### Data entries
=====
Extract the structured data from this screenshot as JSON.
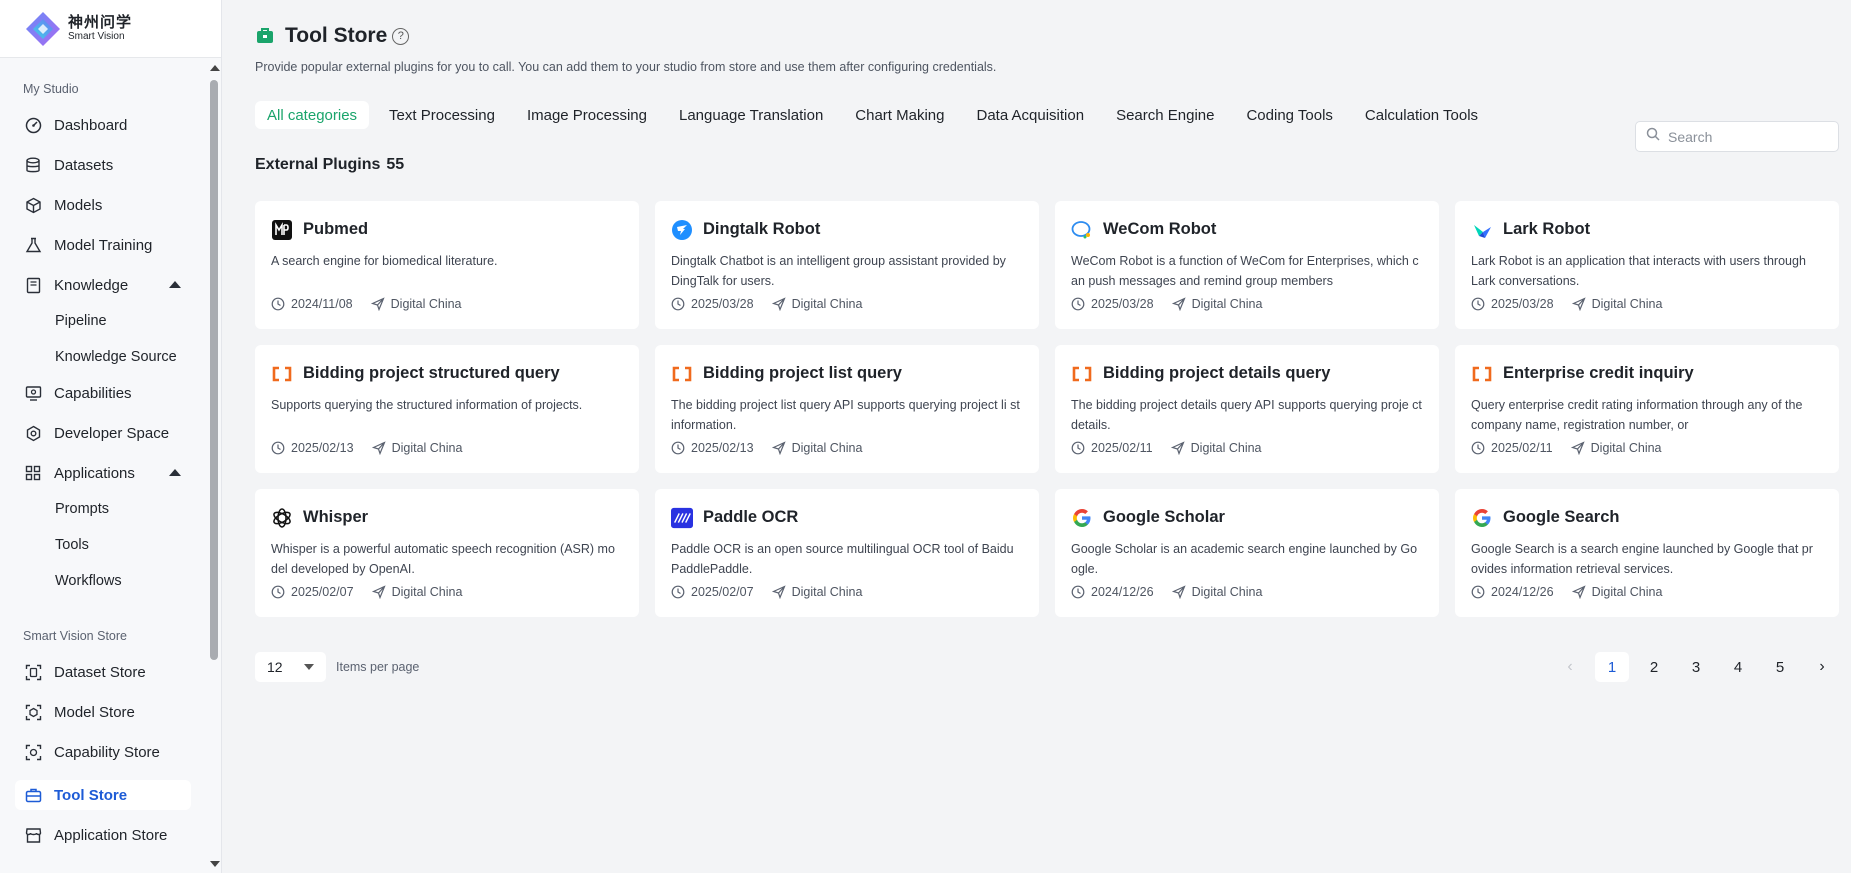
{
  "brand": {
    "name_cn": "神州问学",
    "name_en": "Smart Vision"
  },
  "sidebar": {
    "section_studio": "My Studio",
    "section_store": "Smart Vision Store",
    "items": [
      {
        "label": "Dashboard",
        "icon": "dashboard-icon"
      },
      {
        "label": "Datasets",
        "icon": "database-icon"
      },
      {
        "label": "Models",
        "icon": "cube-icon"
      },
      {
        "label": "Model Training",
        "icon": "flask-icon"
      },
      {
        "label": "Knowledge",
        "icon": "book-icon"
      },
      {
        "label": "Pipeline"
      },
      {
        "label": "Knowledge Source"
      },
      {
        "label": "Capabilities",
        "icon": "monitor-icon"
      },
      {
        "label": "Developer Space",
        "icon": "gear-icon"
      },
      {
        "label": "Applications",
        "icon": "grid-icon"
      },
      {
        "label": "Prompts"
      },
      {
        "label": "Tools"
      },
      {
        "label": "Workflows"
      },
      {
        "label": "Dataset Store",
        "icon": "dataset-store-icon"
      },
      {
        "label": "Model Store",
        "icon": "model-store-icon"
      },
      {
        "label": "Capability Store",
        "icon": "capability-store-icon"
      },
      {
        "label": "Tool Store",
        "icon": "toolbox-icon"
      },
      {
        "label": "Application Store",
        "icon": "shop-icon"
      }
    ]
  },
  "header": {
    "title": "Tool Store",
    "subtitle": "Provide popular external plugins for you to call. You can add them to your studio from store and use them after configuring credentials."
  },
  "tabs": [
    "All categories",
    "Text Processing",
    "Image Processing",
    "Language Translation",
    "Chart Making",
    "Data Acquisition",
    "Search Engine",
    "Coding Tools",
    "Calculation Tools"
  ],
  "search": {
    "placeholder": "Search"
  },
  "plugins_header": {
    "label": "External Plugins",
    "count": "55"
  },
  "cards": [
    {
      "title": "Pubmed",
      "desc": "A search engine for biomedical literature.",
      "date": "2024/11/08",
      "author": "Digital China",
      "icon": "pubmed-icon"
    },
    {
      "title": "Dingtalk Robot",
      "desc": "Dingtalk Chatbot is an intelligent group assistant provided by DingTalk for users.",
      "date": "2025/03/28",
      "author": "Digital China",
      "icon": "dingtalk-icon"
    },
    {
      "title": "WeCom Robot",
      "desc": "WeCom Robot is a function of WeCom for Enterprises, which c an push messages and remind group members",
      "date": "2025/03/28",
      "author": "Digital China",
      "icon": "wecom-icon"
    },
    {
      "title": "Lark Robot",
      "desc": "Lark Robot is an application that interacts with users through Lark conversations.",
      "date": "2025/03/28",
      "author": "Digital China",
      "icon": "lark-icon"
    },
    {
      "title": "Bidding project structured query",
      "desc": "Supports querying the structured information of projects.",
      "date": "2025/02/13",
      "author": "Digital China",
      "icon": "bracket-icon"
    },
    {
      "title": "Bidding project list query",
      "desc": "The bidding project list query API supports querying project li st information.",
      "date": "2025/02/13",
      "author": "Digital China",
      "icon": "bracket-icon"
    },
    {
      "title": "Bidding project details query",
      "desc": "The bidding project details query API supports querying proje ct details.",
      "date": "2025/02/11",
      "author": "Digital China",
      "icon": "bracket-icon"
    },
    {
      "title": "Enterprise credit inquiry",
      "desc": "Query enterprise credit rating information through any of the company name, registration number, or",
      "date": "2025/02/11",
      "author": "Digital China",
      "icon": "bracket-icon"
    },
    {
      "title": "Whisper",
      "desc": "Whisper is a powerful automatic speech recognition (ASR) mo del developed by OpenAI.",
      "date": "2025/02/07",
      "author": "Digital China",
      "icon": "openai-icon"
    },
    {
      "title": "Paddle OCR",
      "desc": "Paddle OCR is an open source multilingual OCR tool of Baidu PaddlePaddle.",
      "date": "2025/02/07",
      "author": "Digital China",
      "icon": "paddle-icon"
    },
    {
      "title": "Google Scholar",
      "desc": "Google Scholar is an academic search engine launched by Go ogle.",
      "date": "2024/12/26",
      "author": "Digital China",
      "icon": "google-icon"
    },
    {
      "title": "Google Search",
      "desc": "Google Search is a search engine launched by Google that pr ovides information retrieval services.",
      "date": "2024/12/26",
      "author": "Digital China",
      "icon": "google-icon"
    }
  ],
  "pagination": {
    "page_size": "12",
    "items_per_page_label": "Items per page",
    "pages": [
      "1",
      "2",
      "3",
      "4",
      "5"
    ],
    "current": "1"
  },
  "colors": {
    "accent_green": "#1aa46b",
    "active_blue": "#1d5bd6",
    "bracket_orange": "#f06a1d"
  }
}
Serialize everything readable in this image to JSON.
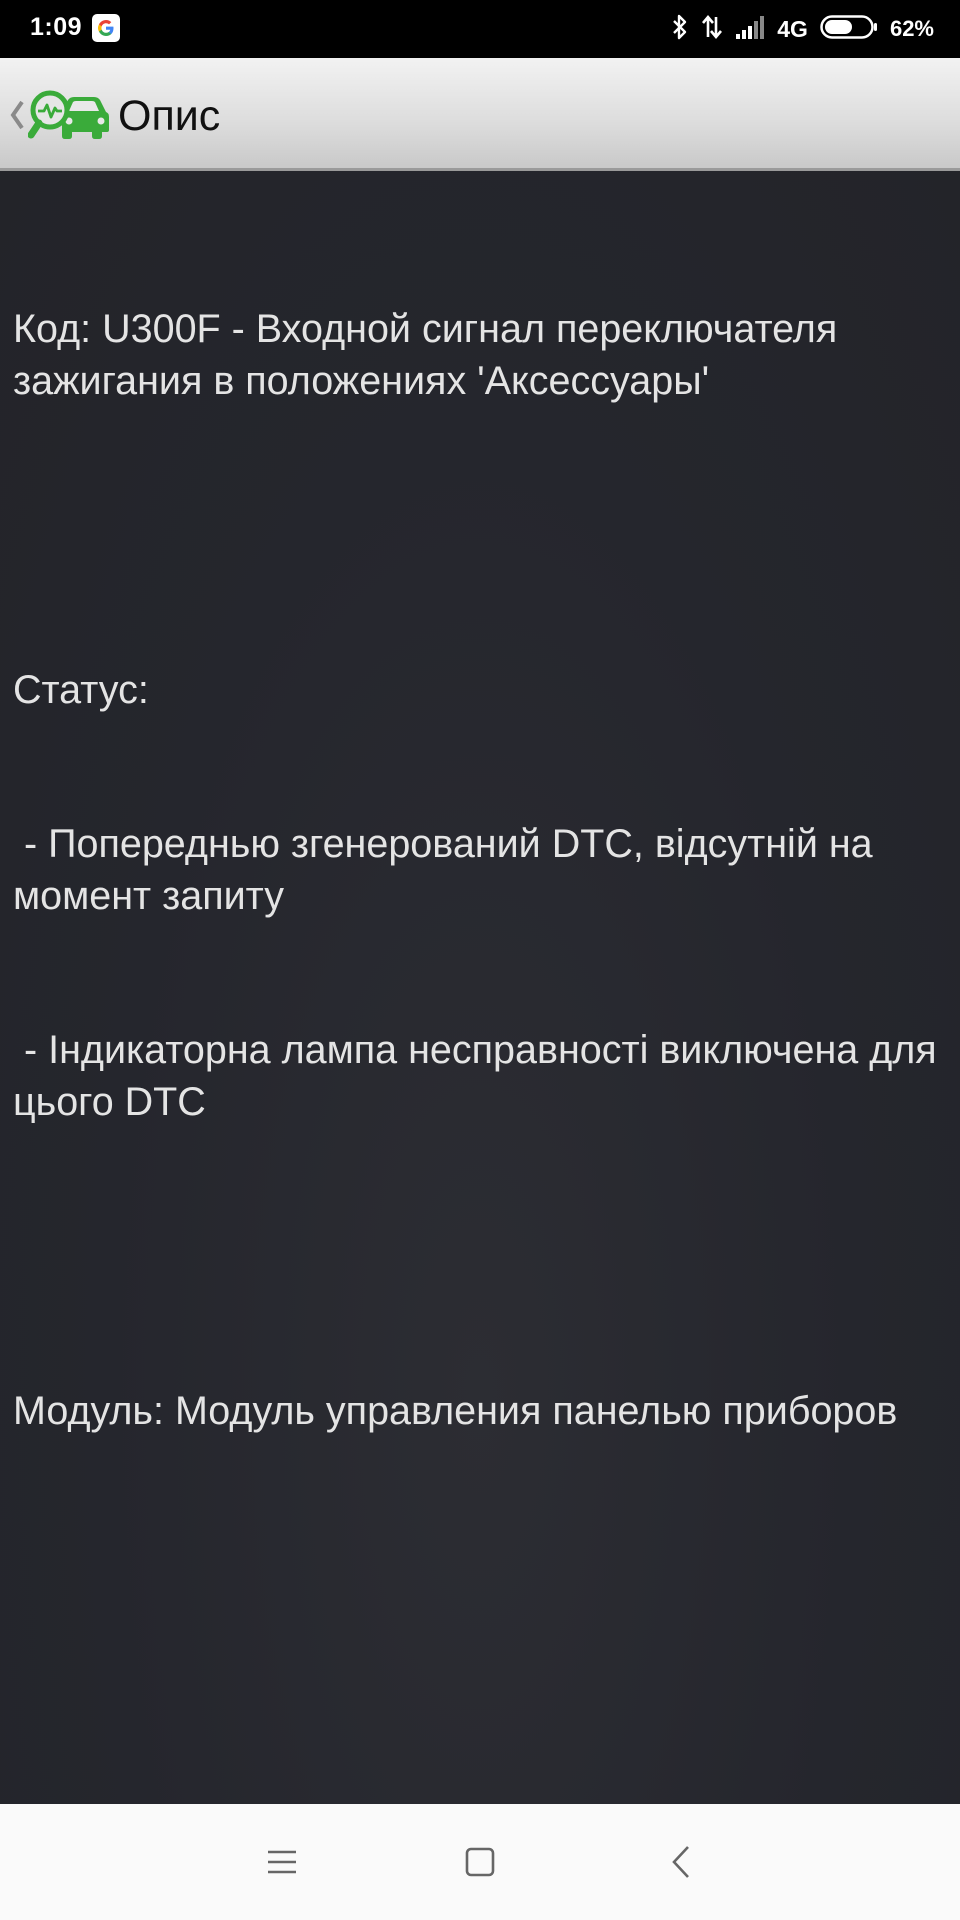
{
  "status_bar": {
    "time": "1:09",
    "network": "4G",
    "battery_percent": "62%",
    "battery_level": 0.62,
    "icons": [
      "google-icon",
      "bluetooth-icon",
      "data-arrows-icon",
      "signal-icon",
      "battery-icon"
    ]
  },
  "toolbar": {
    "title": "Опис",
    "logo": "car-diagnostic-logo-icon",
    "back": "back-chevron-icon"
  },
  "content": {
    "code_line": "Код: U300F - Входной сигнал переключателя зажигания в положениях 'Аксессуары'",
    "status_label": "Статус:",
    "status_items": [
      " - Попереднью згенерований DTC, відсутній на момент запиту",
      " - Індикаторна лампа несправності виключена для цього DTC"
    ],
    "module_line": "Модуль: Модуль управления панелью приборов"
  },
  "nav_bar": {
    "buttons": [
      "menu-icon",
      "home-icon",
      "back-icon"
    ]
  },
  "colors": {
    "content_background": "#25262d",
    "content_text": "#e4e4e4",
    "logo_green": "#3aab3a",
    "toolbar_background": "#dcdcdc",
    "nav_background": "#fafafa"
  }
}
=====
### WHAT IS REQUIRED
Search the records for the word "users". Copy every line that has it.

### SOLUTION FOR THIS EXERCISE
      "desc": "Dingtalk Chatbot is an intelligent group assistant provided by DingTalk for users.",
      "desc": "Lark Robot is an application that interacts with users through Lark conversations.",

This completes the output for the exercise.